» SHORT EXERCISE: In the listing that follows, how many lines contain the string "Quantidade"? Provide only the number.

──────────

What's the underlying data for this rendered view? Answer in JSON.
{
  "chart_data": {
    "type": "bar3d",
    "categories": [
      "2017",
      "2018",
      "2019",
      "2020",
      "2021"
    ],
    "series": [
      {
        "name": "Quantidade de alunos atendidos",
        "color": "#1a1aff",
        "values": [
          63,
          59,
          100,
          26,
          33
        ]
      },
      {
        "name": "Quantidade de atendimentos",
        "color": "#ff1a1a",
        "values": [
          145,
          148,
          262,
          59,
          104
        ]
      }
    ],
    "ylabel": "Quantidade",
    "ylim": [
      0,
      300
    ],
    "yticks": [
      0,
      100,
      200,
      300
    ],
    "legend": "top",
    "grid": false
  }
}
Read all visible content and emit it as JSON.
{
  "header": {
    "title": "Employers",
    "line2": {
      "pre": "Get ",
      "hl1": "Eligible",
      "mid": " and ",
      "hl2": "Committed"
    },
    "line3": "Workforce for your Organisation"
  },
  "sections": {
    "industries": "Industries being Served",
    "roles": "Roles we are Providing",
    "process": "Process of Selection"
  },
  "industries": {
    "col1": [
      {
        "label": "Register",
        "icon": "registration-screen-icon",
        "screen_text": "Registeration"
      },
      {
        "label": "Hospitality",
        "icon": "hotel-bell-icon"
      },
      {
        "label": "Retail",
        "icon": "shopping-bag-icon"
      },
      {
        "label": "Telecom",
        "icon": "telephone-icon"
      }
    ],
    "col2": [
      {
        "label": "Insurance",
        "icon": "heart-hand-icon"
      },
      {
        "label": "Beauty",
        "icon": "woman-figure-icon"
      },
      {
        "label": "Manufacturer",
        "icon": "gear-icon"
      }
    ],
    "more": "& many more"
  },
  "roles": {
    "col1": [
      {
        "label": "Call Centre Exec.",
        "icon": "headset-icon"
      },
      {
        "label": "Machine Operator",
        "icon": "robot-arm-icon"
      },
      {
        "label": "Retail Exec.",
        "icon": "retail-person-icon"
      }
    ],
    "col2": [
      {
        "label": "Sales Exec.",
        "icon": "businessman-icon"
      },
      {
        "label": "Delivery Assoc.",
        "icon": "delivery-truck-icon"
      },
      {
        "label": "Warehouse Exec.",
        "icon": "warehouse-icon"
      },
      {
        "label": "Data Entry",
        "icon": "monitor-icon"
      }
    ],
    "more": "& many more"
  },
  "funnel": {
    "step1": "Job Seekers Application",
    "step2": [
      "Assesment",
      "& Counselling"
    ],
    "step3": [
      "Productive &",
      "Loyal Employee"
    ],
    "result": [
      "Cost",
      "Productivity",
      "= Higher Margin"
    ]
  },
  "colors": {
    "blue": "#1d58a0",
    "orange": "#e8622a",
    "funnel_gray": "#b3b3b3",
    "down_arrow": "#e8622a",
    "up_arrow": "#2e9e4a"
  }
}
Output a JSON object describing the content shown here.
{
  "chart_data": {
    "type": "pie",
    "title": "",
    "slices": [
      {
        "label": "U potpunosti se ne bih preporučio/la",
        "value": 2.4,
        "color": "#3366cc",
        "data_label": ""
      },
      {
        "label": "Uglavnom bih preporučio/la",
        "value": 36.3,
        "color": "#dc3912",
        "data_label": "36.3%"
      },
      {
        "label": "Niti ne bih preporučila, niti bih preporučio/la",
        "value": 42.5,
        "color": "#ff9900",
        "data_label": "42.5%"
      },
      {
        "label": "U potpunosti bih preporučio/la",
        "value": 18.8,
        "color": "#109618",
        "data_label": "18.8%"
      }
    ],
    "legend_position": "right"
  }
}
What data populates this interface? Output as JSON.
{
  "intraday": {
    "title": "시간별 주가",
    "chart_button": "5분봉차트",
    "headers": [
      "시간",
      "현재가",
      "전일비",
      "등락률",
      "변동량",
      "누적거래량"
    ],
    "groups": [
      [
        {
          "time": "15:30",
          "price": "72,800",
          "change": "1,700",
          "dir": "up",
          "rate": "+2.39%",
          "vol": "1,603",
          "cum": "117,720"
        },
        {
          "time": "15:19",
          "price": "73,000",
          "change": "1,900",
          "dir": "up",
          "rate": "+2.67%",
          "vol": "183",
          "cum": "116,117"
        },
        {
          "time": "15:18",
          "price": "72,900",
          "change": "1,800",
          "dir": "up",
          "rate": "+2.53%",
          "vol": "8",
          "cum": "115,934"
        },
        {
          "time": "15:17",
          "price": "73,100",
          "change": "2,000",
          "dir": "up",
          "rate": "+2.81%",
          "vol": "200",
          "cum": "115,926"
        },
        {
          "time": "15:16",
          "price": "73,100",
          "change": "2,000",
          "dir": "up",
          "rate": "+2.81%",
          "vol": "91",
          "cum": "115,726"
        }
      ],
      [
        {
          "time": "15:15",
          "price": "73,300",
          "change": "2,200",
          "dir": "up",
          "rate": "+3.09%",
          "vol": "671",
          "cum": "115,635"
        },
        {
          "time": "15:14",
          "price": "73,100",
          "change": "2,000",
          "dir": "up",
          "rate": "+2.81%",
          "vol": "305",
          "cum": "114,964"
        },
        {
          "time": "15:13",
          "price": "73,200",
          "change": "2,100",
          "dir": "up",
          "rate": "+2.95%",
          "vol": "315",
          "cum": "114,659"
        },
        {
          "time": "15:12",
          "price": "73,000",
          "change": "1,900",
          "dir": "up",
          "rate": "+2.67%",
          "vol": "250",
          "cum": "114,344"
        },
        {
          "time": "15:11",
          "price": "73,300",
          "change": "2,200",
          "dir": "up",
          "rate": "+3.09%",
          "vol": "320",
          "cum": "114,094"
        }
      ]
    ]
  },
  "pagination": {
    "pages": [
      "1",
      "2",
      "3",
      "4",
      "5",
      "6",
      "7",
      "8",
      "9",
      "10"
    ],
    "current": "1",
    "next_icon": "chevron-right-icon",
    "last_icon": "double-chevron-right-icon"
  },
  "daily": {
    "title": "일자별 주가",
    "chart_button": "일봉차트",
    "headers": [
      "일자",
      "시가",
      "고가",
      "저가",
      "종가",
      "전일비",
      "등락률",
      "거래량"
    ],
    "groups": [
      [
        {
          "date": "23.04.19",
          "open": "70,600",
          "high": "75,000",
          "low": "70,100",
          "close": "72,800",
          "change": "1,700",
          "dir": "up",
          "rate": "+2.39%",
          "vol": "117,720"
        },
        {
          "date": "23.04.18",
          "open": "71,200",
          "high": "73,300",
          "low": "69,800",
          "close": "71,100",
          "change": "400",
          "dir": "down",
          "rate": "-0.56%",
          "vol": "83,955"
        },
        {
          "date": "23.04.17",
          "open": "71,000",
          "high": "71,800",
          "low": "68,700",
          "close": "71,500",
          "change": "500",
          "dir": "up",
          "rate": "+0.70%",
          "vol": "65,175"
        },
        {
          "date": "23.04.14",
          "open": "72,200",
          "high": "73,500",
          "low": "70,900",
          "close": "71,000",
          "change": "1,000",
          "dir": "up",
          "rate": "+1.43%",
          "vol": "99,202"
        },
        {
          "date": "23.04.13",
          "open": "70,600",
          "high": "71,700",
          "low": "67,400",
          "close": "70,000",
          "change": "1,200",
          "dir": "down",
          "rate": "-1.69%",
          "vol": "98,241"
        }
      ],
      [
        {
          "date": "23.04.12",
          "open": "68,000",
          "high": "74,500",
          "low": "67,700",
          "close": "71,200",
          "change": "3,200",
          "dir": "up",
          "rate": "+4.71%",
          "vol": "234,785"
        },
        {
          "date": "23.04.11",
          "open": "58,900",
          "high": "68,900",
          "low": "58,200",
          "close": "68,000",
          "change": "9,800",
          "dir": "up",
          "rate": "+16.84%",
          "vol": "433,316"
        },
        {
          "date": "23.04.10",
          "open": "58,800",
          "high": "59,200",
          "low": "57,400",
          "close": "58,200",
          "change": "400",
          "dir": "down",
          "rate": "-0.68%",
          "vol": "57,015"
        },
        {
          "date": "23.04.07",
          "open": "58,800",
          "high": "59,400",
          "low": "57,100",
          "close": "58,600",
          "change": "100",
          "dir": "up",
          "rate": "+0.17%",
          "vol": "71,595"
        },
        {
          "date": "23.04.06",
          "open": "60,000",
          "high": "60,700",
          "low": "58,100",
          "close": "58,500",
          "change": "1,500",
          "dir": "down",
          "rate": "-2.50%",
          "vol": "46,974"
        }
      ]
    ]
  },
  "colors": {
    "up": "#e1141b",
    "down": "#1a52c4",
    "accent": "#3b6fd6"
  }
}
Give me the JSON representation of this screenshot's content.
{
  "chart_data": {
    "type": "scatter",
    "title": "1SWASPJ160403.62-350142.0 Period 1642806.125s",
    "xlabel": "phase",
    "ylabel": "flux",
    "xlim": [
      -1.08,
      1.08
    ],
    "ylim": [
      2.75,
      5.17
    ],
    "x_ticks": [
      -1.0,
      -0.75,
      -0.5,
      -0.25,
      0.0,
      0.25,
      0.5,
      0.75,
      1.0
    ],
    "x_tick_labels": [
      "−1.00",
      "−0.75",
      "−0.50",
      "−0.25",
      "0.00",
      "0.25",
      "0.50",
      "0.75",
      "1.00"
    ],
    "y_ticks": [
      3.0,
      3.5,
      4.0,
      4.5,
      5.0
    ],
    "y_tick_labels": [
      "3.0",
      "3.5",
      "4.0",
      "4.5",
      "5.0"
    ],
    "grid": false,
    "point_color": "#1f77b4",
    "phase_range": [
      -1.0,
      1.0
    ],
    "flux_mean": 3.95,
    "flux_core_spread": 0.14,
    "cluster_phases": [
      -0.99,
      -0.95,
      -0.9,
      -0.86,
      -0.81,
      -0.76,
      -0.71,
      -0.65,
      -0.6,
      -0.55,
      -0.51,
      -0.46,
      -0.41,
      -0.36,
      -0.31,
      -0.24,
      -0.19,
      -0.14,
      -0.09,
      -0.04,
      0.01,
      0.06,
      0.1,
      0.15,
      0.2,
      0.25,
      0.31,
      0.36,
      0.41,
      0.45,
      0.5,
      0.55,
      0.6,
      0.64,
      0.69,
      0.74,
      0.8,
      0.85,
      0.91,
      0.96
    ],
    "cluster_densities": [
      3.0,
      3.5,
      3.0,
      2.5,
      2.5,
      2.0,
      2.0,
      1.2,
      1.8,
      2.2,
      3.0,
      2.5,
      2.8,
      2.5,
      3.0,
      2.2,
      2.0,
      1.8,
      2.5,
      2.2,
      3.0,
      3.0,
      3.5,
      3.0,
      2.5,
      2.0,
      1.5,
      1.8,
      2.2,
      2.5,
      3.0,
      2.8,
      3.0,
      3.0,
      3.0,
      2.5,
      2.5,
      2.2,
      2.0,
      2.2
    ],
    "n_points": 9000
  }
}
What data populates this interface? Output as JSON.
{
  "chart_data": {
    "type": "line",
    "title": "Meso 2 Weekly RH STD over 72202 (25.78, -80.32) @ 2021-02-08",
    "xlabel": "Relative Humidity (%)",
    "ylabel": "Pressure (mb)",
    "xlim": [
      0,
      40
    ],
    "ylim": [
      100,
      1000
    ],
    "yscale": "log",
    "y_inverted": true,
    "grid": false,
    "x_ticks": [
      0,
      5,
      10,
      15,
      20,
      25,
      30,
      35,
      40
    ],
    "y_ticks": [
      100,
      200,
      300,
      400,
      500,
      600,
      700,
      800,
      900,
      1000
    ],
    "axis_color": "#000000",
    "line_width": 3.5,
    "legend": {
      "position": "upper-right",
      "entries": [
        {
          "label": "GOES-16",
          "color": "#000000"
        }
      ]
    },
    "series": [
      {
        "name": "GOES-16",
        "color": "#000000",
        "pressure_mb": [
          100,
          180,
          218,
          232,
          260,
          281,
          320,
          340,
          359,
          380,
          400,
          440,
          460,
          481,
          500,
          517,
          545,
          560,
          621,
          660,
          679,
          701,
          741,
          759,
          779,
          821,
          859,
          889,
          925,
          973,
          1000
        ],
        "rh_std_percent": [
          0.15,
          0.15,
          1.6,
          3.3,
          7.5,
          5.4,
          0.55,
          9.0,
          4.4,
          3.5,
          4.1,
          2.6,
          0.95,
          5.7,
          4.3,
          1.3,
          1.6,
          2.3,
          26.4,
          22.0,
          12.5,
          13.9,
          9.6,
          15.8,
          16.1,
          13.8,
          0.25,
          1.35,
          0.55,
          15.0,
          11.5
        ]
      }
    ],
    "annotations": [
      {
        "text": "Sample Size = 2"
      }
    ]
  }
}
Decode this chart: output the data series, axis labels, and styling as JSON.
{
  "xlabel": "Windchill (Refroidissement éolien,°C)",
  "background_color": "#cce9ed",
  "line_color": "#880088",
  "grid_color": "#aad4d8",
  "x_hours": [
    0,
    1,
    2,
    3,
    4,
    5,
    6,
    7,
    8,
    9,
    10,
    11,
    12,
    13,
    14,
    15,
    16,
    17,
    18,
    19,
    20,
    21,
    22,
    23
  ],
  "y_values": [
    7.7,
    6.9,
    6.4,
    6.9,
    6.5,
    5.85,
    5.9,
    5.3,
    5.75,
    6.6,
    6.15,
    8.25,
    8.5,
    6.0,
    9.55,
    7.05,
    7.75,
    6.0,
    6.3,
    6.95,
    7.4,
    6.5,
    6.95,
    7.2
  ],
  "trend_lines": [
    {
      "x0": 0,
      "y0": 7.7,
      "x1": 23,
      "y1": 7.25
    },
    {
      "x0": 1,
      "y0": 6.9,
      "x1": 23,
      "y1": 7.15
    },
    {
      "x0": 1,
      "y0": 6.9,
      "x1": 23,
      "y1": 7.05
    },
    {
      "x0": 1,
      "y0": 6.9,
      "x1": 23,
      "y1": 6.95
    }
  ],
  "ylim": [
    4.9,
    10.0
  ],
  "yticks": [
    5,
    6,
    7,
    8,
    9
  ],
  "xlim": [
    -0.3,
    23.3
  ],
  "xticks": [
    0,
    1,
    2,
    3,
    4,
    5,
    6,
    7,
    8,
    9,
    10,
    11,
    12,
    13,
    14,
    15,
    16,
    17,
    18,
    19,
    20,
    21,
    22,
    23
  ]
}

──────────

» THE COMPLETED TASK: 3